>> start RECORDS PROVIDED

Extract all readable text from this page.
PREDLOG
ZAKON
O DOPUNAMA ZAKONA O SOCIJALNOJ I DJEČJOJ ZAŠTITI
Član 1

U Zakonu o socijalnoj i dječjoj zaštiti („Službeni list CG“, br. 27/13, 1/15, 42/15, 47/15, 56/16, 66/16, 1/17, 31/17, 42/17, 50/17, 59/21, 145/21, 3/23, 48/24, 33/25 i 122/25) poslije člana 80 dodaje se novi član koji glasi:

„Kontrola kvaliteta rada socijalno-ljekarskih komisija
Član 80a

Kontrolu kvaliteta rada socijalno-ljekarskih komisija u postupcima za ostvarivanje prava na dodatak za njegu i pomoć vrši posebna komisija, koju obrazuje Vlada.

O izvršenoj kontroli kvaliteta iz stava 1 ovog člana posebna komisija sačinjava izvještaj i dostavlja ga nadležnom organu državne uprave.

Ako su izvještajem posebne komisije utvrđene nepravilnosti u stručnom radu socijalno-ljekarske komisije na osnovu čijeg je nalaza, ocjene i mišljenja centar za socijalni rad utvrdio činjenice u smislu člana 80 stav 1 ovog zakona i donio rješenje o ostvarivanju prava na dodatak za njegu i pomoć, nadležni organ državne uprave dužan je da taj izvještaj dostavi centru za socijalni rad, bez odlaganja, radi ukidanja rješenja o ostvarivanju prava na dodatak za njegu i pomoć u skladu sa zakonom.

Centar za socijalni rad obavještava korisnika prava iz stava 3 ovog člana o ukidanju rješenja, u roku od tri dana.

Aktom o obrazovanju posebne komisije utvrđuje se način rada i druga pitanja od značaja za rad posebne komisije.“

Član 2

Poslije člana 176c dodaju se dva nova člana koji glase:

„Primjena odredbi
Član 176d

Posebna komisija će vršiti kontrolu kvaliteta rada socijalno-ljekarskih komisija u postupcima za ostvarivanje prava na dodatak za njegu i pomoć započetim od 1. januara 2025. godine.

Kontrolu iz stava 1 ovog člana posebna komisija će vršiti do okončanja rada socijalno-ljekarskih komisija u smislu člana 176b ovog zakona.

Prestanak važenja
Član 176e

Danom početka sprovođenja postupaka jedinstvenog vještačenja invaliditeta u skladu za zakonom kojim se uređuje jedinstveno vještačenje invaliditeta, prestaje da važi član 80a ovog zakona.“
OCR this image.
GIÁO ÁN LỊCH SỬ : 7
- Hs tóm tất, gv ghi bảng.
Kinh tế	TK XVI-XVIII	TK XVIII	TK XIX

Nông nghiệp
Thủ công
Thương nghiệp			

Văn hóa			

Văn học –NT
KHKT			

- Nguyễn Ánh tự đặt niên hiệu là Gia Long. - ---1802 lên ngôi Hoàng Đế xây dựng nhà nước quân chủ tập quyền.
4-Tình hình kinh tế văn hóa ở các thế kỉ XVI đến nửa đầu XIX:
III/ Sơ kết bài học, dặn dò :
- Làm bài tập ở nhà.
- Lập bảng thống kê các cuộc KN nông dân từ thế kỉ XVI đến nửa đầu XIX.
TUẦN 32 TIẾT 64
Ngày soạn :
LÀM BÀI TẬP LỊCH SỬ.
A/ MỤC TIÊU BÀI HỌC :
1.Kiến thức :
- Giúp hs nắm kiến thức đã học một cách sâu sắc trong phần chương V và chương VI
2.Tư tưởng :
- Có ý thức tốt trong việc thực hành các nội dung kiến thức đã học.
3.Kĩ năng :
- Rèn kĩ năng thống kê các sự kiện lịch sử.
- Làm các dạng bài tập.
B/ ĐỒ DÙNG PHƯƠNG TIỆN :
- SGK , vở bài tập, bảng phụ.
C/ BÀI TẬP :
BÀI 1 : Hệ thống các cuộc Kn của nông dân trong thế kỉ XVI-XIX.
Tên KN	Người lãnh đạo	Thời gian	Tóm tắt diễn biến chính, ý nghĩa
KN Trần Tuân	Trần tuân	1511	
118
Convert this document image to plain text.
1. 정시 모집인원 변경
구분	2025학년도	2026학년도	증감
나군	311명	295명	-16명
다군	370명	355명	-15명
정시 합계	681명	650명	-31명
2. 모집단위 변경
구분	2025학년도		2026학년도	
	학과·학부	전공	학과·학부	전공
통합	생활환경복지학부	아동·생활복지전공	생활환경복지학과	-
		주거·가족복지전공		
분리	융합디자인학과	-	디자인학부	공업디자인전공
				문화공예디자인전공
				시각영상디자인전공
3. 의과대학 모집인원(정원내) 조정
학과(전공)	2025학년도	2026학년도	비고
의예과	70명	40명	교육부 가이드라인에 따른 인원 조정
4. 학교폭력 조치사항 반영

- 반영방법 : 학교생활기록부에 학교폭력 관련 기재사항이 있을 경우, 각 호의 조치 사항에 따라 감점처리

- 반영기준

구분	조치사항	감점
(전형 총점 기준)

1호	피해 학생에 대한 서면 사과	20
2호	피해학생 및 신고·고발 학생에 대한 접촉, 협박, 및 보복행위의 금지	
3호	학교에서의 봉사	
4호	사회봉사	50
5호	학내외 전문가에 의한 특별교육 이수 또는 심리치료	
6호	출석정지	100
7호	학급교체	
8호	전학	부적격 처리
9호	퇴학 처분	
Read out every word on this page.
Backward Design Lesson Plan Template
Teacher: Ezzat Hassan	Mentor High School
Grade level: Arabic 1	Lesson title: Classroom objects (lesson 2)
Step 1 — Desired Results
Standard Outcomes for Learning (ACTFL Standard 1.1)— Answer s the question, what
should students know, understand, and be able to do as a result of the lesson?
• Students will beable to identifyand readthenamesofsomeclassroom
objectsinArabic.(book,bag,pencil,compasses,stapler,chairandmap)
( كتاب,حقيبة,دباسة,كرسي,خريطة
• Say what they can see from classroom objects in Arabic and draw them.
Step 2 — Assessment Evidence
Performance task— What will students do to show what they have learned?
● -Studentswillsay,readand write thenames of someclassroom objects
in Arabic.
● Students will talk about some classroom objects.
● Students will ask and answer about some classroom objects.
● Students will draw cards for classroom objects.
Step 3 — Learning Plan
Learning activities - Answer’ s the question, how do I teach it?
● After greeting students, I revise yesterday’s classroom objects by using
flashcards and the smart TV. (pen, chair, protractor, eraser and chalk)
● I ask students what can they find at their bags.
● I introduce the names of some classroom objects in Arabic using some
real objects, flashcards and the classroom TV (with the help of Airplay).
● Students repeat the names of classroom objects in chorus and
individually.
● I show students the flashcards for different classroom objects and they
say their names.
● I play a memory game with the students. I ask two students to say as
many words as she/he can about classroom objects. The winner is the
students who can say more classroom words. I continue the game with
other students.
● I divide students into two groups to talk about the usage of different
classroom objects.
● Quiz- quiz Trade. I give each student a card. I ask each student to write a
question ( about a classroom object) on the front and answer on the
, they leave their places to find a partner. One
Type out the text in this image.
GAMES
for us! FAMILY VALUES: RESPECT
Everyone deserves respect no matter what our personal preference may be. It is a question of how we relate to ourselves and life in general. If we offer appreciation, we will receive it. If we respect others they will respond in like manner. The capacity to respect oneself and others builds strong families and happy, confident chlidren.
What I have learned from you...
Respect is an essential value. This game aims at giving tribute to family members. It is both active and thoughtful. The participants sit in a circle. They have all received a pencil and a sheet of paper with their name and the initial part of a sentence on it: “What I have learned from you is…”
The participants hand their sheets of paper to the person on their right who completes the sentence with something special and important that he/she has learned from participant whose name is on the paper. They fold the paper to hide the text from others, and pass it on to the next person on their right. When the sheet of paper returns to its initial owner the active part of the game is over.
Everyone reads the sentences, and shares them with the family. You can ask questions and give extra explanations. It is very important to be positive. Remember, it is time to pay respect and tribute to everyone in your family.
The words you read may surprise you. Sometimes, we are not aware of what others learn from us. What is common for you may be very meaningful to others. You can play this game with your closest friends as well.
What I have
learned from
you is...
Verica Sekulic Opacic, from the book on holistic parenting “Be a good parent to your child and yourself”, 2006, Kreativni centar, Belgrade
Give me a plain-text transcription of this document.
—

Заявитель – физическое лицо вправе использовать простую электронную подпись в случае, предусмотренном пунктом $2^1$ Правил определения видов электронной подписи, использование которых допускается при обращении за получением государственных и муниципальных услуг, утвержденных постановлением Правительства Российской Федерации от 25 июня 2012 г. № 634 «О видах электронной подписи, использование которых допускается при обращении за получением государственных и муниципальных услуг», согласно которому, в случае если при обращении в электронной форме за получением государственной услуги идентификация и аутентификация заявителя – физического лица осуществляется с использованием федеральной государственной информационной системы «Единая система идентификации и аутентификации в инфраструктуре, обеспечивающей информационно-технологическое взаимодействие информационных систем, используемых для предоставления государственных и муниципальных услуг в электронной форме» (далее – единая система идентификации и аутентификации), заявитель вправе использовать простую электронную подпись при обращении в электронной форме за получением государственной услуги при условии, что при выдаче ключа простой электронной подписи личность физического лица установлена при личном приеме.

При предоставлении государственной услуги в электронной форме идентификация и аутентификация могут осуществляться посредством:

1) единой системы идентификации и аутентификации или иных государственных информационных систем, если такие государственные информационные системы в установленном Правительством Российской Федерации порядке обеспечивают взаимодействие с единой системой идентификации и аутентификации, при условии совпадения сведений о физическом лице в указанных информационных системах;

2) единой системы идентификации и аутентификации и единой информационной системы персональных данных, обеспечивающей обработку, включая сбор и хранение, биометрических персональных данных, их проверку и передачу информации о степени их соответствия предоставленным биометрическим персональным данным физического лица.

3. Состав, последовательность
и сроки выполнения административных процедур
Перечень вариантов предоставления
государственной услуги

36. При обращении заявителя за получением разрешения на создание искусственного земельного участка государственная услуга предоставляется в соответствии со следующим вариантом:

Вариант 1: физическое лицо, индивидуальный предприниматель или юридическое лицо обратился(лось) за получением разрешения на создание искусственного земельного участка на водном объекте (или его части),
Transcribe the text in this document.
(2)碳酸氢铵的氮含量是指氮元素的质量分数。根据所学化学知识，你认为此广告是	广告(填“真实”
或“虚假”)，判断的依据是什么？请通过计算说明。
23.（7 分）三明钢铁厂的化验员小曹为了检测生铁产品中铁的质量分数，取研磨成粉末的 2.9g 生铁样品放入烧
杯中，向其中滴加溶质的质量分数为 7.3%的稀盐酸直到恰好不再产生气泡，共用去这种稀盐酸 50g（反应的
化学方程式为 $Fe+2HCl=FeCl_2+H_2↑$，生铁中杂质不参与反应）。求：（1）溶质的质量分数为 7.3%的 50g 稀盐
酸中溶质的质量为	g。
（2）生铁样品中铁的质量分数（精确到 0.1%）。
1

>> end RECORDS PROVIDED

Tally how many lines of the records hold the word "komisije". Answer with the number only.

2